### WHAT IS EXPECTED
Write out the whole listing, matching it exactly.

Saved entries:
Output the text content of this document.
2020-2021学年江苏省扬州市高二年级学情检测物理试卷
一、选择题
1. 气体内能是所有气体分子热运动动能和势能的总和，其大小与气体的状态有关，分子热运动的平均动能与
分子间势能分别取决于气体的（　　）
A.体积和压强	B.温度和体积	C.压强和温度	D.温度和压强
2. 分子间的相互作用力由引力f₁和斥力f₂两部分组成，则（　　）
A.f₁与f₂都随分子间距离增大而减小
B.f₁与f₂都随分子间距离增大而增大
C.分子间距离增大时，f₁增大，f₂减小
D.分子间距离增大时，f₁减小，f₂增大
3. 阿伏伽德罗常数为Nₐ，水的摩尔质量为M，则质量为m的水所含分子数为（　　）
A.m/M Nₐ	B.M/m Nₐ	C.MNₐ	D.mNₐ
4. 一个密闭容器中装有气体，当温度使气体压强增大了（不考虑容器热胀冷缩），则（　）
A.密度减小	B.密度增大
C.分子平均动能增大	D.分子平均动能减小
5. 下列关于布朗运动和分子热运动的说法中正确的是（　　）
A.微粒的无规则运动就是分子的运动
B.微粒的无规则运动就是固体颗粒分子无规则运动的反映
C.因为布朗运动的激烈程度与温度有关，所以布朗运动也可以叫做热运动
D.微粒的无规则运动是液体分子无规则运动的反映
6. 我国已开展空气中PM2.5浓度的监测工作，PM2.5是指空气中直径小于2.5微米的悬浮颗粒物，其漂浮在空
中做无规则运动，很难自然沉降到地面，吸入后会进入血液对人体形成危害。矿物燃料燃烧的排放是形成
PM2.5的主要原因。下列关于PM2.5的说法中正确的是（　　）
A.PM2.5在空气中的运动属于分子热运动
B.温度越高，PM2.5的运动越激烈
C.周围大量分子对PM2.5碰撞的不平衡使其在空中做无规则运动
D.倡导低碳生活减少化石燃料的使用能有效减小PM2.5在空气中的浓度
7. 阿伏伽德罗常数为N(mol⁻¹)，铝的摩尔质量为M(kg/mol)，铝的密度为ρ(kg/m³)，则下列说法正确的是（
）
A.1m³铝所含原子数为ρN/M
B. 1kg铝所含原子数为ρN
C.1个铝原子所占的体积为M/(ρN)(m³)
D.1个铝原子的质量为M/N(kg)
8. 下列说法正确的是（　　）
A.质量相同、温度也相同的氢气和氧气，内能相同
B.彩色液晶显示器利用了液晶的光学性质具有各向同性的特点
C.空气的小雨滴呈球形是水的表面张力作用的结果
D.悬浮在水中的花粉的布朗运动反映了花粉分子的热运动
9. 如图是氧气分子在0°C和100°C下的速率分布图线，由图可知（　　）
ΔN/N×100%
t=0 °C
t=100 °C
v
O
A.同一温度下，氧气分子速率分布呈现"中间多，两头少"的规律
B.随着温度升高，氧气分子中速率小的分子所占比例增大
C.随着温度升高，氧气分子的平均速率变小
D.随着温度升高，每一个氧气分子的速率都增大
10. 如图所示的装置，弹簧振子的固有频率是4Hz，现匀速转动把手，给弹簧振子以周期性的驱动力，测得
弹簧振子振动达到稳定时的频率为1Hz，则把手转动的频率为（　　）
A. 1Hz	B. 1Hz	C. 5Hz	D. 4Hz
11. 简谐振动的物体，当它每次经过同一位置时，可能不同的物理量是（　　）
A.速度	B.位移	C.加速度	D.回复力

### RESPONSE TO THIS TASK
Output the text content of this document.
2020-2021学年江苏省扬州市高二年级学情检测物理试卷
一、选择题
1. 气体内能是所有气体分子热运动动能和势能的总和，其大小与气体的状态有关，分子热运动的平均动能与
分子间势能分别取决于气体的（　　）
A.体积和压强	B.温度和体积	C.压强和温度	D.温度和压强
2. 分子间的相互作用力由引力f₁和斥力f₂两部分组成，则（　　）
A.f₁与f₂都随分子间距离增大而减小
B.f₁与f₂都随分子间距离增大而增大
C.分子间距离增大时，f₁增大，f₂减小
D.分子间距离增大时，f₁减小，f₂增大
3. 阿伏伽德罗常数为Nₐ，水的摩尔质量为M，则质量为m的水所含分子数为（　　）
A.m/M Nₐ	B.M/m Nₐ	C.MNₐ	D.mNₐ
4. 一个密闭容器中装有气体，当温度使气体压强增大了（不考虑容器热胀冷缩），则（　）
A.密度减小	B.密度增大
C.分子平均动能增大	D.分子平均动能减小
5. 下列关于布朗运动和分子热运动的说法中正确的是（　　）
A.微粒的无规则运动就是分子的运动
B.微粒的无规则运动就是固体颗粒分子无规则运动的反映
C.因为布朗运动的激烈程度与温度有关，所以布朗运动也可以叫做热运动
D.微粒的无规则运动是液体分子无规则运动的反映
6. 我国已开展空气中PM2.5浓度的监测工作，PM2.5是指空气中直径小于2.5微米的悬浮颗粒物，其漂浮在空
中做无规则运动，很难自然沉降到地面，吸入后会进入血液对人体形成危害。矿物燃料燃烧的排放是形成
PM2.5的主要原因。下列关于PM2.5的说法中正确的是（　　）
A.PM2.5在空气中的运动属于分子热运动
B.温度越高，PM2.5的运动越激烈
C.周围大量分子对PM2.5碰撞的不平衡使其在空中做无规则运动
D.倡导低碳生活减少化石燃料的使用能有效减小PM2.5在空气中的浓度
7. 阿伏伽德罗常数为N(mol⁻¹)，铝的摩尔质量为M(kg/mol)，铝的密度为ρ(kg/m³)，则下列说法正确的是（
）
A.1m³铝所含原子数为ρN/M
B. 1kg铝所含原子数为ρN
C.1个铝原子所占的体积为M/(ρN)(m³)
D.1个铝原子的质量为M/N(kg)
8. 下列说法正确的是（　　）
A.质量相同、温度也相同的氢气和氧气，内能相同
B.彩色液晶显示器利用了液晶的光学性质具有各向同性的特点
C.空气的小雨滴呈球形是水的表面张力作用的结果
D.悬浮在水中的花粉的布朗运动反映了花粉分子的热运动
9. 如图是氧气分子在0°C和100°C下的速率分布图线，由图可知（　　）
ΔN/N×100%
t=0 °C
t=100 °C
v
O
A.同一温度下，氧气分子速率分布呈现"中间多，两头少"的规律
B.随着温度升高，氧气分子中速率小的分子所占比例增大
C.随着温度升高，氧气分子的平均速率变小
D.随着温度升高，每一个氧气分子的速率都增大
10. 如图所示的装置，弹簧振子的固有频率是4Hz，现匀速转动把手，给弹簧振子以周期性的驱动力，测得
弹簧振子振动达到稳定时的频率为1Hz，则把手转动的频率为（　　）
A. 1Hz	B. 1Hz	C. 5Hz	D. 4Hz
11. 简谐振动的物体，当它每次经过同一位置时，可能不同的物理量是（　　）
A.速度	B.位移	C.加速度	D.回复力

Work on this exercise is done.